• What you should do: Your answer should be a single number: the count of lines that include the word "sixteen".

+++ Available records +++

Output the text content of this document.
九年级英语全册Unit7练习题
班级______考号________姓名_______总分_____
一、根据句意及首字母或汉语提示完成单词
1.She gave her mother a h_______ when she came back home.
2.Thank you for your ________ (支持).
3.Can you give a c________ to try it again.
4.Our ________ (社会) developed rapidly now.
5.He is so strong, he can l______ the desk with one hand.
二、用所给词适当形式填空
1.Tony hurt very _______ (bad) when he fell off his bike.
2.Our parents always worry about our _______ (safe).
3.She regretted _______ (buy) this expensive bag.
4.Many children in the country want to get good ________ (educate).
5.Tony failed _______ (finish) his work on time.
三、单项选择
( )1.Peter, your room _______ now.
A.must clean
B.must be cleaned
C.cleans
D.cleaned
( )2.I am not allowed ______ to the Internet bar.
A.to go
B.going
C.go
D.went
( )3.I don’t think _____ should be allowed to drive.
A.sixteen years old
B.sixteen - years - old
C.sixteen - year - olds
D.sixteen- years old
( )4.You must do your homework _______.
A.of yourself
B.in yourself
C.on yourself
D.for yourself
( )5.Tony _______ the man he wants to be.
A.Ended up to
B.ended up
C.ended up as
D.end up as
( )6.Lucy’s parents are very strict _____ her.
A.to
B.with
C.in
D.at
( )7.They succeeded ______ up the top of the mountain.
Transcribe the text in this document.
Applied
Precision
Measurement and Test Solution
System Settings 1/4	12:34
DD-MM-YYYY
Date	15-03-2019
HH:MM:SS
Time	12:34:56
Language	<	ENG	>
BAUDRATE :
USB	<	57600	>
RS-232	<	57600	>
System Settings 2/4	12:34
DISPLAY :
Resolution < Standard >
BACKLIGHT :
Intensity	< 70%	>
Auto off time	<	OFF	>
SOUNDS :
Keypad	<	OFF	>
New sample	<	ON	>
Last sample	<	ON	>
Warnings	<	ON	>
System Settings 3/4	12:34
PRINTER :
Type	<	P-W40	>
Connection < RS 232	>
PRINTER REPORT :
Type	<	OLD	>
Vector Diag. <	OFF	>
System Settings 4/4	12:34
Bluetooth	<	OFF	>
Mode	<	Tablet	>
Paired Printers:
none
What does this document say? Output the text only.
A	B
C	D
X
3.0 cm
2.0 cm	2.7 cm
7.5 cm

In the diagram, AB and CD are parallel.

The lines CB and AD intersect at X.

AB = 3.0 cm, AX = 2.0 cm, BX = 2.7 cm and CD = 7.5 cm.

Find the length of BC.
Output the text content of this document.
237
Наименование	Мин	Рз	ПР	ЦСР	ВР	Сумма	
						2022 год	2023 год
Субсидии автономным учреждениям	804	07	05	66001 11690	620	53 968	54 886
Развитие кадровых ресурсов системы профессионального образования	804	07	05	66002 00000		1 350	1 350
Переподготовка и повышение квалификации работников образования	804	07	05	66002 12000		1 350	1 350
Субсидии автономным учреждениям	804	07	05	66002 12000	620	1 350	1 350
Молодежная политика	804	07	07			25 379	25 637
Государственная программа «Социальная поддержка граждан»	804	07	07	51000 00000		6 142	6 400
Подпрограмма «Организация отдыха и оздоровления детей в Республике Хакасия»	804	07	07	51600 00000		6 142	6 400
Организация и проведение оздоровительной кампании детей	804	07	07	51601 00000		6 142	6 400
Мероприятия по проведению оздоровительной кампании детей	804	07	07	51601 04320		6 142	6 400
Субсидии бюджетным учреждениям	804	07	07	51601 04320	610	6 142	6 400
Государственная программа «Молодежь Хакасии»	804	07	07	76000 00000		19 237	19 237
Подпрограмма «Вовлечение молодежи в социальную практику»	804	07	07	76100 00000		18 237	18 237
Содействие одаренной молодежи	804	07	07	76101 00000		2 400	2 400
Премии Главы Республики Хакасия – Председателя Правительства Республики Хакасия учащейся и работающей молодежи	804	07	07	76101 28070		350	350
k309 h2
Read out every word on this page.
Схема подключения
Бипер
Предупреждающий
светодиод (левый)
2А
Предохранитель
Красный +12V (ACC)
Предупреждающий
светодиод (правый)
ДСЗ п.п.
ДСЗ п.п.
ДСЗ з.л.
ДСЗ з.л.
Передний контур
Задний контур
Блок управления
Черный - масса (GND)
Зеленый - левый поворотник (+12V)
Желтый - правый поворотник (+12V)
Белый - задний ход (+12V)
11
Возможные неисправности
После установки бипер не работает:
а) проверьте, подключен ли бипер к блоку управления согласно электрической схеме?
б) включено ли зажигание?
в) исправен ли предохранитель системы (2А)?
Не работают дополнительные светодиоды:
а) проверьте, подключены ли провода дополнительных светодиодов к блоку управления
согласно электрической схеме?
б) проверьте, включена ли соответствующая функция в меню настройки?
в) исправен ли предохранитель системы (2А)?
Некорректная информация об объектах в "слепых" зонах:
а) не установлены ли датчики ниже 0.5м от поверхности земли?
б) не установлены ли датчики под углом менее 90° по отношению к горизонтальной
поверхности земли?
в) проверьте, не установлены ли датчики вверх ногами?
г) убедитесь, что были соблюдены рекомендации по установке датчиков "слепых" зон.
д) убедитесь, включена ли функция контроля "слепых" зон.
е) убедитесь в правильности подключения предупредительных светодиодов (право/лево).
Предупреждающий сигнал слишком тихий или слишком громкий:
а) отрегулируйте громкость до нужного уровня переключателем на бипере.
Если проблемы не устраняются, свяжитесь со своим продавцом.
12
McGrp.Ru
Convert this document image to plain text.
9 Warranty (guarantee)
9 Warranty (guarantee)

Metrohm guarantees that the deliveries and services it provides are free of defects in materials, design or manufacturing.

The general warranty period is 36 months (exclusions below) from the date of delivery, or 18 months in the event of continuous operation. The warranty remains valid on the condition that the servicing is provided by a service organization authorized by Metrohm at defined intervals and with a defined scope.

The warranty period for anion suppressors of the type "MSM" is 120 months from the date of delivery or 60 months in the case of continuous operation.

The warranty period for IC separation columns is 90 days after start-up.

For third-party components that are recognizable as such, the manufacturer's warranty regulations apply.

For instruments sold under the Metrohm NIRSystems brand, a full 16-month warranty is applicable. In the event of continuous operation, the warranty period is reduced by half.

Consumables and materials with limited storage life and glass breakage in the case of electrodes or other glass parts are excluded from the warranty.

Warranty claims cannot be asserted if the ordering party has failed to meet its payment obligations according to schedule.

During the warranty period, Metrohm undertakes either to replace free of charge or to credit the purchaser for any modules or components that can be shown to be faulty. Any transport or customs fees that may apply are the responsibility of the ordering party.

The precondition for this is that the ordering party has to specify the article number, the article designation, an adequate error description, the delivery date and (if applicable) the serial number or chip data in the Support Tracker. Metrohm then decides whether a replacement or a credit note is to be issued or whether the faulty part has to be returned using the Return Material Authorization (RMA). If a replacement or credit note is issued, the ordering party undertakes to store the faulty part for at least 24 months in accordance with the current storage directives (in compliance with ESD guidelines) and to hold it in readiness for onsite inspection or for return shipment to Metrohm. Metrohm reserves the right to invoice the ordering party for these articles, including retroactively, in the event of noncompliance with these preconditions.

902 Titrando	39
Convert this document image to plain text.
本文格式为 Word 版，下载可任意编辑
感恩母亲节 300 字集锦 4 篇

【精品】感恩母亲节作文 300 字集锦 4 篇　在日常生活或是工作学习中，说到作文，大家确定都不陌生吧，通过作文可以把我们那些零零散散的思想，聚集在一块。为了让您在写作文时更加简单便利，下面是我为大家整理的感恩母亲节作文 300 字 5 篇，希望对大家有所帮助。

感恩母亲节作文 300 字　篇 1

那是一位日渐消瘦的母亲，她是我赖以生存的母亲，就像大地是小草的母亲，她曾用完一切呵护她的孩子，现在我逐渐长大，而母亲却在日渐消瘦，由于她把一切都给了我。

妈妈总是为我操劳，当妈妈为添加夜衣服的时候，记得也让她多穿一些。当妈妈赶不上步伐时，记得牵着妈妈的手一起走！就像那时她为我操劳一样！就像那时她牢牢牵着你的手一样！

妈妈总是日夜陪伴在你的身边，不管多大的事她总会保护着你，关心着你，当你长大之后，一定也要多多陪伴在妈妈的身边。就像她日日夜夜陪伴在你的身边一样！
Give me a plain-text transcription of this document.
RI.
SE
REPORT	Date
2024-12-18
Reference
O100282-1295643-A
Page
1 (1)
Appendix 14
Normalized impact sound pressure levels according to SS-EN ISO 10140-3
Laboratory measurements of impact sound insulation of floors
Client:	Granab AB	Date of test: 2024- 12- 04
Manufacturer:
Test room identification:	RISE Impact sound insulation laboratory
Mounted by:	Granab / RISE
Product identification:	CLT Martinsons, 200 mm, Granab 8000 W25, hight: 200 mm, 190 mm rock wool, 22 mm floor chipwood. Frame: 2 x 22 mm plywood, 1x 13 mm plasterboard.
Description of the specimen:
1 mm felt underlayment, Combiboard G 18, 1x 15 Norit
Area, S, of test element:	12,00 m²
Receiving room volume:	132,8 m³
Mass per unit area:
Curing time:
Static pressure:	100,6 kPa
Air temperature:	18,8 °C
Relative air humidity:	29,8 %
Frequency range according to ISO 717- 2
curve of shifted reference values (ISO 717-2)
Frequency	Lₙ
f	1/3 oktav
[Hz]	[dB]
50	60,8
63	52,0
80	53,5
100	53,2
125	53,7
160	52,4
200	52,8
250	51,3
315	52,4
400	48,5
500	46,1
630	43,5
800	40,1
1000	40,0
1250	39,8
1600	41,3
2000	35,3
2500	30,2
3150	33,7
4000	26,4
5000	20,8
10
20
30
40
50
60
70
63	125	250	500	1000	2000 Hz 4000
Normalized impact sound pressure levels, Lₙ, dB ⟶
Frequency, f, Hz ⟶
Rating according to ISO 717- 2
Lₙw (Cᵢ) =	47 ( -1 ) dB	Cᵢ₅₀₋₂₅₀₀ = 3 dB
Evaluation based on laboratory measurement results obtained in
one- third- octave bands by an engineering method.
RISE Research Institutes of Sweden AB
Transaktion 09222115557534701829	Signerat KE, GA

+++

• Task solution: 4